## Start Data rows

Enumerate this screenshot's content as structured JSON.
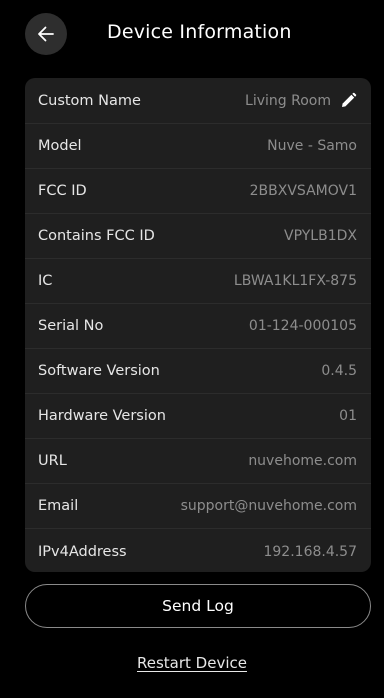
{
  "header": {
    "back_icon": "arrow-left-icon",
    "title": "Device Information"
  },
  "device_info": {
    "rows": [
      {
        "label": "Custom Name",
        "value": "Living Room",
        "editable": true,
        "edit_icon": "pencil-icon"
      },
      {
        "label": "Model",
        "value": "Nuve - Samo"
      },
      {
        "label": "FCC ID",
        "value": "2BBXVSAMOV1"
      },
      {
        "label": "Contains FCC ID",
        "value": "VPYLB1DX"
      },
      {
        "label": "IC",
        "value": "LBWA1KL1FX-875"
      },
      {
        "label": "Serial No",
        "value": "01-124-000105"
      },
      {
        "label": "Software Version",
        "value": "0.4.5"
      },
      {
        "label": "Hardware Version",
        "value": "01"
      },
      {
        "label": "URL",
        "value": "nuvehome.com"
      },
      {
        "label": "Email",
        "value": "support@nuvehome.com"
      },
      {
        "label": "IPv4Address",
        "value": "192.168.4.57"
      }
    ]
  },
  "actions": {
    "send_log_label": "Send Log",
    "restart_label": "Restart Device"
  },
  "colors": {
    "background": "#000000",
    "card": "#1f1f1f",
    "label": "#e6e6e6",
    "value": "#8d8d8d",
    "button_border": "#8a8a8a"
  }
}
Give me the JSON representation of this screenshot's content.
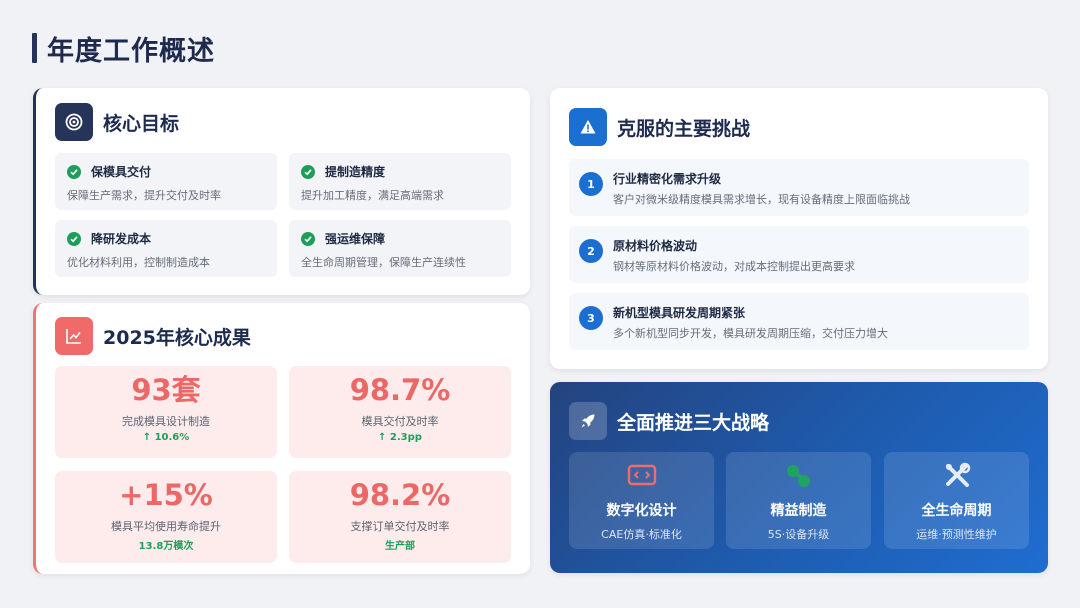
{
  "page": {
    "title": "年度工作概述"
  },
  "goals": {
    "title": "核心目标",
    "items": [
      {
        "title": "保模具交付",
        "desc": "保障生产需求，提升交付及时率"
      },
      {
        "title": "提制造精度",
        "desc": "提升加工精度，满足高端需求"
      },
      {
        "title": "降研发成本",
        "desc": "优化材料利用，控制制造成本"
      },
      {
        "title": "强运维保障",
        "desc": "全生命周期管理，保障生产连续性"
      }
    ]
  },
  "results": {
    "title": "2025年核心成果",
    "items": [
      {
        "value": "93套",
        "label": "完成模具设计制造",
        "sub": "↑ 10.6%"
      },
      {
        "value": "98.7%",
        "label": "模具交付及时率",
        "sub": "↑ 2.3pp"
      },
      {
        "value": "+15%",
        "label": "模具平均使用寿命提升",
        "sub": "13.8万模次"
      },
      {
        "value": "98.2%",
        "label": "支撑订单交付及时率",
        "sub": "生产部"
      }
    ]
  },
  "challenges": {
    "title": "克服的主要挑战",
    "items": [
      {
        "num": "1",
        "title": "行业精密化需求升级",
        "desc": "客户对微米级精度模具需求增长，现有设备精度上限面临挑战"
      },
      {
        "num": "2",
        "title": "原材料价格波动",
        "desc": "钢材等原材料价格波动，对成本控制提出更高要求"
      },
      {
        "num": "3",
        "title": "新机型模具研发周期紧张",
        "desc": "多个新机型同步开发，模具研发周期压缩，交付压力增大"
      }
    ]
  },
  "strategy": {
    "title": "全面推进三大战略",
    "items": [
      {
        "title": "数字化设计",
        "desc": "CAE仿真·标准化",
        "icon": "code-window-icon"
      },
      {
        "title": "精益制造",
        "desc": "5S·设备升级",
        "icon": "link-icon"
      },
      {
        "title": "全生命周期",
        "desc": "运维·预测性维护",
        "icon": "tools-icon"
      }
    ]
  },
  "colors": {
    "navy": "#273459",
    "coral": "#ec6866",
    "blue": "#1b6fd0",
    "green": "#1e9e5a"
  }
}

## End Data rows

Exercise details -
Using the records above, retype everything exactly except the pictures.

Response -
Enumerate this screenshot's content as structured JSON.
{
  "header": {
    "back_icon": "arrow-left-icon",
    "title": "Device Information"
  },
  "device_info": {
    "rows": [
      {
        "label": "Custom Name",
        "value": "Living Room",
        "editable": true,
        "edit_icon": "pencil-icon"
      },
      {
        "label": "Model",
        "value": "Nuve - Samo"
      },
      {
        "label": "FCC ID",
        "value": "2BBXVSAMOV1"
      },
      {
        "label": "Contains FCC ID",
        "value": "VPYLB1DX"
      },
      {
        "label": "IC",
        "value": "LBWA1KL1FX-875"
      },
      {
        "label": "Serial No",
        "value": "01-124-000105"
      },
      {
        "label": "Software Version",
        "value": "0.4.5"
      },
      {
        "label": "Hardware Version",
        "value": "01"
      },
      {
        "label": "URL",
        "value": "nuvehome.com"
      },
      {
        "label": "Email",
        "value": "support@nuvehome.com"
      },
      {
        "label": "IPv4Address",
        "value": "192.168.4.57"
      }
    ]
  },
  "actions": {
    "send_log_label": "Send Log",
    "restart_label": "Restart Device"
  },
  "colors": {
    "background": "#000000",
    "card": "#1f1f1f",
    "label": "#e6e6e6",
    "value": "#8d8d8d",
    "button_border": "#8a8a8a"
  }
}
Give me the JSON representation of this screenshot's content.
{
  "page": {
    "title": "年度工作概述"
  },
  "goals": {
    "title": "核心目标",
    "items": [
      {
        "title": "保模具交付",
        "desc": "保障生产需求，提升交付及时率"
      },
      {
        "title": "提制造精度",
        "desc": "提升加工精度，满足高端需求"
      },
      {
        "title": "降研发成本",
        "desc": "优化材料利用，控制制造成本"
      },
      {
        "title": "强运维保障",
        "desc": "全生命周期管理，保障生产连续性"
      }
    ]
  },
  "results": {
    "title": "2025年核心成果",
    "items": [
      {
        "value": "93套",
        "label": "完成模具设计制造",
        "sub": "↑ 10.6%"
      },
      {
        "value": "98.7%",
        "label": "模具交付及时率",
        "sub": "↑ 2.3pp"
      },
      {
        "value": "+15%",
        "label": "模具平均使用寿命提升",
        "sub": "13.8万模次"
      },
      {
        "value": "98.2%",
        "label": "支撑订单交付及时率",
        "sub": "生产部"
      }
    ]
  },
  "challenges": {
    "title": "克服的主要挑战",
    "items": [
      {
        "num": "1",
        "title": "行业精密化需求升级",
        "desc": "客户对微米级精度模具需求增长，现有设备精度上限面临挑战"
      },
      {
        "num": "2",
        "title": "原材料价格波动",
        "desc": "钢材等原材料价格波动，对成本控制提出更高要求"
      },
      {
        "num": "3",
        "title": "新机型模具研发周期紧张",
        "desc": "多个新机型同步开发，模具研发周期压缩，交付压力增大"
      }
    ]
  },
  "strategy": {
    "title": "全面推进三大战略",
    "items": [
      {
        "title": "数字化设计",
        "desc": "CAE仿真·标准化",
        "icon": "code-window-icon"
      },
      {
        "title": "精益制造",
        "desc": "5S·设备升级",
        "icon": "link-icon"
      },
      {
        "title": "全生命周期",
        "desc": "运维·预测性维护",
        "icon": "tools-icon"
      }
    ]
  },
  "colors": {
    "navy": "#273459",
    "coral": "#ec6866",
    "blue": "#1b6fd0",
    "green": "#1e9e5a"
  }
}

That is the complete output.